Records about charts and figures
%%
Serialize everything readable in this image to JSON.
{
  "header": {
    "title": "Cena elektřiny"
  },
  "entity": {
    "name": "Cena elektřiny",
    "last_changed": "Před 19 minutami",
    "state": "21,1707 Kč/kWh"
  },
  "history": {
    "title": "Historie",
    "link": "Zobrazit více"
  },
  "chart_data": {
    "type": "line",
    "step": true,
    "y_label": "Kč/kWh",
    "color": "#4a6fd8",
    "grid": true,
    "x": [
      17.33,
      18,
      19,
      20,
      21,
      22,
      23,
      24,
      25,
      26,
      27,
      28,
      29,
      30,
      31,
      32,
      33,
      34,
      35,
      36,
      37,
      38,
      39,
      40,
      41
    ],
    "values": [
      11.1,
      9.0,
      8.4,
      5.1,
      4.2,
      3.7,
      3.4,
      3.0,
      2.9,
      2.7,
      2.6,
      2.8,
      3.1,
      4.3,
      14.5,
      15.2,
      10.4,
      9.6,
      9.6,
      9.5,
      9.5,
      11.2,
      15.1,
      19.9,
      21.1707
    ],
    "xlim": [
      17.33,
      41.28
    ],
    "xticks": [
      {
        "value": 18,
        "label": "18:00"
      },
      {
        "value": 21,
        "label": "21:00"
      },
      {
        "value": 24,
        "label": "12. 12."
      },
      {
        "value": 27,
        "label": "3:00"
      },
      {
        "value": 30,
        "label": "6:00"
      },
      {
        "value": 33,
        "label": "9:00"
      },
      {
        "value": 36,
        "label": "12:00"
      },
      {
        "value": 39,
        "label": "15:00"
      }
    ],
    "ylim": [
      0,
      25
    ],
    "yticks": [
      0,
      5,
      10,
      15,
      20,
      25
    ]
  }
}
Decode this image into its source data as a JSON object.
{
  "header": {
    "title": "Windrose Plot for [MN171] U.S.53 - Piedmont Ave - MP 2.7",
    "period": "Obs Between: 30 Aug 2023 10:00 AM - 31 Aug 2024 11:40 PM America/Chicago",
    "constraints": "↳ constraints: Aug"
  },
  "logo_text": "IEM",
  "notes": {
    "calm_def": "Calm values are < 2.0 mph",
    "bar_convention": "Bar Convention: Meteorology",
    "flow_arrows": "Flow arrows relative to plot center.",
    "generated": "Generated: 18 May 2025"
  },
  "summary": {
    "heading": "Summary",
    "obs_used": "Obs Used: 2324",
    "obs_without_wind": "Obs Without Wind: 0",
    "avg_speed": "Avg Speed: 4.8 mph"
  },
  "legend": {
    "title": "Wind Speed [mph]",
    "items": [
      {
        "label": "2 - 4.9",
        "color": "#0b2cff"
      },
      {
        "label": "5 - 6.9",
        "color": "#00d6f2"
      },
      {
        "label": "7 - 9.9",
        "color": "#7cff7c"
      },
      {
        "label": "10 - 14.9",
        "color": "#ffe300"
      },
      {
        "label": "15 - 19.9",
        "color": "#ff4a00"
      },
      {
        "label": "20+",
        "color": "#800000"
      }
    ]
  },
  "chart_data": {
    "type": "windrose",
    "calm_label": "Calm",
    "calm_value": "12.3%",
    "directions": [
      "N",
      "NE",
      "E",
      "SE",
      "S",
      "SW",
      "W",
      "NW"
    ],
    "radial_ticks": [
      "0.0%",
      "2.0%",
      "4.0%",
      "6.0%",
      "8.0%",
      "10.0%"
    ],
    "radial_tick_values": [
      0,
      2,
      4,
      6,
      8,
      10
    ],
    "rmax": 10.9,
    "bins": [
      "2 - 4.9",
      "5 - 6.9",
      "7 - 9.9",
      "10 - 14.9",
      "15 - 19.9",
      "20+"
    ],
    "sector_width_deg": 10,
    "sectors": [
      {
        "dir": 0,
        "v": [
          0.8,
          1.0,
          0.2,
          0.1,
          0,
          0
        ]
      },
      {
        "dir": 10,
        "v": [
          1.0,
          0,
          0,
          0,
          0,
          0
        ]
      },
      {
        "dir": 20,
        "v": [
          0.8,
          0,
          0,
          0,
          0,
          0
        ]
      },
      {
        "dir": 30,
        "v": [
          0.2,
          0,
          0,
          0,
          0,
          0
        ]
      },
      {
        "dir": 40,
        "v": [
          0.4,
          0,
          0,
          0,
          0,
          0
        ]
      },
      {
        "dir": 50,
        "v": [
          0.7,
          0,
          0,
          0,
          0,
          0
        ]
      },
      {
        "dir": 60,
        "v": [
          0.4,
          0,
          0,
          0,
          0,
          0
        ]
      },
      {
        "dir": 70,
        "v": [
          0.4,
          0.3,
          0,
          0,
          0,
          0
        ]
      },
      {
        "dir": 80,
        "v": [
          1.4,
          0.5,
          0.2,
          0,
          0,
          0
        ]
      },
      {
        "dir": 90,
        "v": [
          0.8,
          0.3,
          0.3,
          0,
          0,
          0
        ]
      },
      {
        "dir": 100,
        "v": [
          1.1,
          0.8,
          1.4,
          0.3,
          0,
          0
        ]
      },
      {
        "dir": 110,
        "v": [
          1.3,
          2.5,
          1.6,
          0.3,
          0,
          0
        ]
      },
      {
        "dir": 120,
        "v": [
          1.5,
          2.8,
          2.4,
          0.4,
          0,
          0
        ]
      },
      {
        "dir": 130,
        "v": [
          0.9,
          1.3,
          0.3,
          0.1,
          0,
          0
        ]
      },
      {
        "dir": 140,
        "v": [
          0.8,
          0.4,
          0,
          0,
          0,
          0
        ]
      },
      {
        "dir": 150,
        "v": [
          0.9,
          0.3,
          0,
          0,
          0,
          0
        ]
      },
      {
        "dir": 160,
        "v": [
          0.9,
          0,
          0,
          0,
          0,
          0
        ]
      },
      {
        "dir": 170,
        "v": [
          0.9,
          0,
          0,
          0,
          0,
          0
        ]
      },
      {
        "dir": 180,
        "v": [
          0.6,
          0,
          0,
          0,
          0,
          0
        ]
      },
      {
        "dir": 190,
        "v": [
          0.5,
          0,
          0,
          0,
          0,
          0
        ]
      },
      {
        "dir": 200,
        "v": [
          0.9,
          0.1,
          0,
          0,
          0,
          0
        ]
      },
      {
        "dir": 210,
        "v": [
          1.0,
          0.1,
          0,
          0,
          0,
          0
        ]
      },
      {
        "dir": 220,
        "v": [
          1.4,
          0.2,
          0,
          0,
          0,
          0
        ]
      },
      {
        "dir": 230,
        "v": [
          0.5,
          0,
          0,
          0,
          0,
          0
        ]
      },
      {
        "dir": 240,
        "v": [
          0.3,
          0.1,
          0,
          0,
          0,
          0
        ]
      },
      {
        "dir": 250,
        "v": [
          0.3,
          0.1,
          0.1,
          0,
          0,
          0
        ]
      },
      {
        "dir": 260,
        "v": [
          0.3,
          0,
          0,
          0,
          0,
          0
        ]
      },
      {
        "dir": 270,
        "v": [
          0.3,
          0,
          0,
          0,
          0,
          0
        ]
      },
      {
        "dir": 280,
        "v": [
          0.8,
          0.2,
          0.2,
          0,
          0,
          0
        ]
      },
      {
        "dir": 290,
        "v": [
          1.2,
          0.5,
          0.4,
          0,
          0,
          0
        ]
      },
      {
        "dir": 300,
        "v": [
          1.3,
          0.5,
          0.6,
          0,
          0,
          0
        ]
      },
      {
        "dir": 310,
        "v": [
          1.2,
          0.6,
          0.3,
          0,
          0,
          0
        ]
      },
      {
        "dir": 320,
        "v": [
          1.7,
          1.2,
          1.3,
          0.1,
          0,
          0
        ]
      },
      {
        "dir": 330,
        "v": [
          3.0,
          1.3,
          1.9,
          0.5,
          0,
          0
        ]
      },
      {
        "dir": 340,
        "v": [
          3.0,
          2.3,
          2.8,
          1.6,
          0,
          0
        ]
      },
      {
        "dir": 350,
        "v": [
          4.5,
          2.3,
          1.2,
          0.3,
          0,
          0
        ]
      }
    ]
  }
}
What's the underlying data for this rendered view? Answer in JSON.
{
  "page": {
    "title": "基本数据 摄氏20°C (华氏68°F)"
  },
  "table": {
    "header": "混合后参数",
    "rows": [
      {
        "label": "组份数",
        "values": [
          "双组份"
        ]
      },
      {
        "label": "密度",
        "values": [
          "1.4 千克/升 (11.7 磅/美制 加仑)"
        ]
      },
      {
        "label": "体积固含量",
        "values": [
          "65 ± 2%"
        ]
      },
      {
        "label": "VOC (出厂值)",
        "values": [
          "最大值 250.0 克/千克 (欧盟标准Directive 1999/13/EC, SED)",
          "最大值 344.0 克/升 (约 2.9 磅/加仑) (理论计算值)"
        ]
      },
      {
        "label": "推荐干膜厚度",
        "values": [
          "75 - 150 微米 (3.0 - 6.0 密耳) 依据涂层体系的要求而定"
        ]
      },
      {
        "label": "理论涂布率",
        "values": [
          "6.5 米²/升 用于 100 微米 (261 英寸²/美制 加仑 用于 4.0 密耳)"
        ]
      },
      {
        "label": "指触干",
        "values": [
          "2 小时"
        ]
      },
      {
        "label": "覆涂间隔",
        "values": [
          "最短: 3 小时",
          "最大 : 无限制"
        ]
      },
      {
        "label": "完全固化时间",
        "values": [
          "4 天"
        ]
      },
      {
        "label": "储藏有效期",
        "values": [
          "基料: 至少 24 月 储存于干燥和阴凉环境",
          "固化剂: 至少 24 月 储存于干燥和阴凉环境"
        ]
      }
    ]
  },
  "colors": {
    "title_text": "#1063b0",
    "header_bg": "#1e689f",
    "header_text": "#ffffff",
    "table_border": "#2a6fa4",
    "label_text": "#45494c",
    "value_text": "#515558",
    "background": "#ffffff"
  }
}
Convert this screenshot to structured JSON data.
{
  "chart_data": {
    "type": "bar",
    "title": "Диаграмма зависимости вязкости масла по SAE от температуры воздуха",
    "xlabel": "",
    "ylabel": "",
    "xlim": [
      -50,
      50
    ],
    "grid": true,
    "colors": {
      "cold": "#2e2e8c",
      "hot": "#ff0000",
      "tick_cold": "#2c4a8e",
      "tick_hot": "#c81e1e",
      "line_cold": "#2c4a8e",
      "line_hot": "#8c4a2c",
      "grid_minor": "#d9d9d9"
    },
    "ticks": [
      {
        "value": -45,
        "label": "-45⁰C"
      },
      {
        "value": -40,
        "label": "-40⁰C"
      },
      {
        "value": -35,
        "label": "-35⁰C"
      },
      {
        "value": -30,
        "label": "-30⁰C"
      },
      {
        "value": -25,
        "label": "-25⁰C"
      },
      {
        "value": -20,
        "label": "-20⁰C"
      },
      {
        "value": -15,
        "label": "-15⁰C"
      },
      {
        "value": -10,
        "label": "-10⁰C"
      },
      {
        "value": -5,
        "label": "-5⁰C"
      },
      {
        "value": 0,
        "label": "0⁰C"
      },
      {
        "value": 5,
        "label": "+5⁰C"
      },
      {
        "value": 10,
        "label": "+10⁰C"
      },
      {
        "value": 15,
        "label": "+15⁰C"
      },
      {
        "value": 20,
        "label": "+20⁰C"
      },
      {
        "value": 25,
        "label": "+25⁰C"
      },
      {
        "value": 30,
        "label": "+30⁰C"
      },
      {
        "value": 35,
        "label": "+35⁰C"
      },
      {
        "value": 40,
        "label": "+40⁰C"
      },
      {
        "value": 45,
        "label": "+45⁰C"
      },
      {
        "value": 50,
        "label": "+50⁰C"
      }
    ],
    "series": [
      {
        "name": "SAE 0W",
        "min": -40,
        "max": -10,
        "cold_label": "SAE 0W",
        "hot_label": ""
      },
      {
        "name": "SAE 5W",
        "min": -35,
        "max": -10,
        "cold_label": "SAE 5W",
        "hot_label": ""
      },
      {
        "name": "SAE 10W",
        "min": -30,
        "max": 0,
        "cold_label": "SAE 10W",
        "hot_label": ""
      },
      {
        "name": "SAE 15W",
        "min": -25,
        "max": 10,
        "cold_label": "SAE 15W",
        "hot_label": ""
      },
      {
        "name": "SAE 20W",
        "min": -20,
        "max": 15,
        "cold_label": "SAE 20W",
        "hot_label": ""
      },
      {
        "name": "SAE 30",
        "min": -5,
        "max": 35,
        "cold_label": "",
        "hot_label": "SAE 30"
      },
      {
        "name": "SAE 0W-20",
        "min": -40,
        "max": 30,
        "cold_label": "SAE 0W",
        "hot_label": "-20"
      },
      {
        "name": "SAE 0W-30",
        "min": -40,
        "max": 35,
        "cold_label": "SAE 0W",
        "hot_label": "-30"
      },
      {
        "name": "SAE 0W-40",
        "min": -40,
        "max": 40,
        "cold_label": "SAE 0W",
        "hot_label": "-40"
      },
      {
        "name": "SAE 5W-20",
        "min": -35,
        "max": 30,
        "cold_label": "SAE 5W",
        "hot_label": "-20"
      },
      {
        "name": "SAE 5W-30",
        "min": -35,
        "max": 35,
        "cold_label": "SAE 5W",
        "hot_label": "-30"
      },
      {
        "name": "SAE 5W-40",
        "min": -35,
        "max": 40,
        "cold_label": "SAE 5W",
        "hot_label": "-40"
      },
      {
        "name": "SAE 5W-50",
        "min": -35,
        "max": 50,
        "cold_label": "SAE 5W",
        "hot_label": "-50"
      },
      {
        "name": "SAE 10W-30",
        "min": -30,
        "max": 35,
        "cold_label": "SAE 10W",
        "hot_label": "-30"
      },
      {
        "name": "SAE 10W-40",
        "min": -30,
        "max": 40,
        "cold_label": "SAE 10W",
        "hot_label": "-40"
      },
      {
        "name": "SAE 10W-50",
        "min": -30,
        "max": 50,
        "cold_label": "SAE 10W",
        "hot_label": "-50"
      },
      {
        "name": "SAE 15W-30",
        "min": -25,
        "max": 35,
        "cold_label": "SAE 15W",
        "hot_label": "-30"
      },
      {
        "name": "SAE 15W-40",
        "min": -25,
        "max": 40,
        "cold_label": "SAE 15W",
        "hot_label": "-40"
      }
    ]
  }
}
%%
Exercise aim: Copy each line of the listing that holds the word "image".

Completed task:
Serialize everything readable in this image to JSON.
Decode this image into its source data as a JSON object.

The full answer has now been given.